[START DATA SUPPLIED]
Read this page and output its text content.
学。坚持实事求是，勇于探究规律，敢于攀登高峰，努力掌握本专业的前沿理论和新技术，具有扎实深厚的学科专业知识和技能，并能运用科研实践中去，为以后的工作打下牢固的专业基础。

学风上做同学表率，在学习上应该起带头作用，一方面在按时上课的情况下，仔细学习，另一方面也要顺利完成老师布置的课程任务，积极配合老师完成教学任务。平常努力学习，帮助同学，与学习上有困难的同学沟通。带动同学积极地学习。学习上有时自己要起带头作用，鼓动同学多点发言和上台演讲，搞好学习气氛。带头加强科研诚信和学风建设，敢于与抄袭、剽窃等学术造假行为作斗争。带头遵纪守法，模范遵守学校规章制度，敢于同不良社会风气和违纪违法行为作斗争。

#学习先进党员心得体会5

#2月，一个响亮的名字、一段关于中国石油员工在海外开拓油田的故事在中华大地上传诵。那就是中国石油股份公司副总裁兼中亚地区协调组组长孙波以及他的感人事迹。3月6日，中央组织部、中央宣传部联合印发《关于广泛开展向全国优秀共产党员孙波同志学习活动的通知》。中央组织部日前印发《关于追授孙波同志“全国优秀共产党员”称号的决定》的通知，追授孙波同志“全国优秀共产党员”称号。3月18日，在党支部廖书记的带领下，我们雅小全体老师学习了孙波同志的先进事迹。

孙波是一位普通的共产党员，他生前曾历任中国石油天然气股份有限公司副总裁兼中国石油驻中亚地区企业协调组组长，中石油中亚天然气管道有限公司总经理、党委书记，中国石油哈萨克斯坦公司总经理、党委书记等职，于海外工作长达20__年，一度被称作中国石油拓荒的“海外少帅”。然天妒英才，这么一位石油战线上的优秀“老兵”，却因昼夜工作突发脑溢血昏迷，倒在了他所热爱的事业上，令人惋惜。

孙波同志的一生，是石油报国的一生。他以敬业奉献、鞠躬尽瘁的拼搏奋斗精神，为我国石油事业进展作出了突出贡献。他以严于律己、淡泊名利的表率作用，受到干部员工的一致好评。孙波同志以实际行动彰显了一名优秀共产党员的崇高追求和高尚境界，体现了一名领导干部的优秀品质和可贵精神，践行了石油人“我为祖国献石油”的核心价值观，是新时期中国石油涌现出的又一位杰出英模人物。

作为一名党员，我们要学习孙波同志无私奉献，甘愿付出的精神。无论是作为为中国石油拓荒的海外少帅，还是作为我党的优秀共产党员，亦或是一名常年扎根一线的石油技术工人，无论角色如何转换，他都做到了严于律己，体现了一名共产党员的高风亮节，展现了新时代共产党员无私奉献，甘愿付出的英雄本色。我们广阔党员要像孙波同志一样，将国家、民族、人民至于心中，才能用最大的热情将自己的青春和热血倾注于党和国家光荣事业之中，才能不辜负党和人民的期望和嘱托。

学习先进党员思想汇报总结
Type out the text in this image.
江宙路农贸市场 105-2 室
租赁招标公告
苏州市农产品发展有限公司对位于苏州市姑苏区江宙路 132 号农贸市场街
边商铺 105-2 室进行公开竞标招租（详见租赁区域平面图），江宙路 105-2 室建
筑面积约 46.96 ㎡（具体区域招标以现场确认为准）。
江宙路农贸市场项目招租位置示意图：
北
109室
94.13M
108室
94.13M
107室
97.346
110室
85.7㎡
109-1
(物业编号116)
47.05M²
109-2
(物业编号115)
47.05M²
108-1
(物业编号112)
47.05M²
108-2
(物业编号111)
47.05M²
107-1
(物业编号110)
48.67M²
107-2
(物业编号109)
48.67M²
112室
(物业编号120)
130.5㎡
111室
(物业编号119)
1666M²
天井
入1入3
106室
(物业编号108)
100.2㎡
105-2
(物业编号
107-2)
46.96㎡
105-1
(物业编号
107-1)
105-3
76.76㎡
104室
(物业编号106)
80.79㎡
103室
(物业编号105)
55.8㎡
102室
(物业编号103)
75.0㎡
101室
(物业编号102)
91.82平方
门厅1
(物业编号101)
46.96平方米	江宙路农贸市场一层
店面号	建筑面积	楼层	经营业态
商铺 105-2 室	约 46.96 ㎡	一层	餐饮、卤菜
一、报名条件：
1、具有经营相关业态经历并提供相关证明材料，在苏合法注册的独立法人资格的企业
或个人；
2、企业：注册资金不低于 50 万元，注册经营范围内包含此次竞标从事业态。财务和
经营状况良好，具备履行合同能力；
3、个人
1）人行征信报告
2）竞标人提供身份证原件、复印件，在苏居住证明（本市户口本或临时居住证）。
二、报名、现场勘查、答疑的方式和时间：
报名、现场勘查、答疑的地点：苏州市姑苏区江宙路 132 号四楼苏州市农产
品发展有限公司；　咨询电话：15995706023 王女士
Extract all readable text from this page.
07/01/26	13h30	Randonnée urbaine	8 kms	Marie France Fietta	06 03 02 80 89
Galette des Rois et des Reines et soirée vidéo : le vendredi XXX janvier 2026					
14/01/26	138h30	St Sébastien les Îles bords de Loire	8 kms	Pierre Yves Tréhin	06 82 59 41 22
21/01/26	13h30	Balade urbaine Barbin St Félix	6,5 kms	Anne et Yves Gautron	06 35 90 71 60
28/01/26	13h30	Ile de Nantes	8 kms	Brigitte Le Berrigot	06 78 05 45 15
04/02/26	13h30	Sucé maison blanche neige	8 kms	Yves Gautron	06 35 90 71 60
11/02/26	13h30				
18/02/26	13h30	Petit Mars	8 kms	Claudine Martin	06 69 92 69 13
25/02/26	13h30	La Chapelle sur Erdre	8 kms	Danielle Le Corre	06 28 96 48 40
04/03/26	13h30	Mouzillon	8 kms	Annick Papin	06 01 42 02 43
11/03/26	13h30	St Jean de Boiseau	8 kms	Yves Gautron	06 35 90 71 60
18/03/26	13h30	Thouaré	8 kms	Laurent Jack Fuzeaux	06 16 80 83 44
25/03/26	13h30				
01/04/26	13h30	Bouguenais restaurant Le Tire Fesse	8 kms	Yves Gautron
[END DATA SUPPLIED]
> [PROBLEM STATEMENT]
Extract each line from the listing that holds the word "Gautron".

> [SOLUTION TO THIS PROBLEM]
21/01/26	13h30	Balade urbaine Barbin St Félix	6,5 kms	Anne et Yves Gautron	06 35 90 71 60
04/02/26	13h30	Sucé maison blanche neige	8 kms	Yves Gautron	06 35 90 71 60
11/03/26	13h30	St Jean de Boiseau	8 kms	Yves Gautron	06 35 90 71 60
01/04/26	13h30	Bouguenais restaurant Le Tire Fesse	8 kms	Yves Gautron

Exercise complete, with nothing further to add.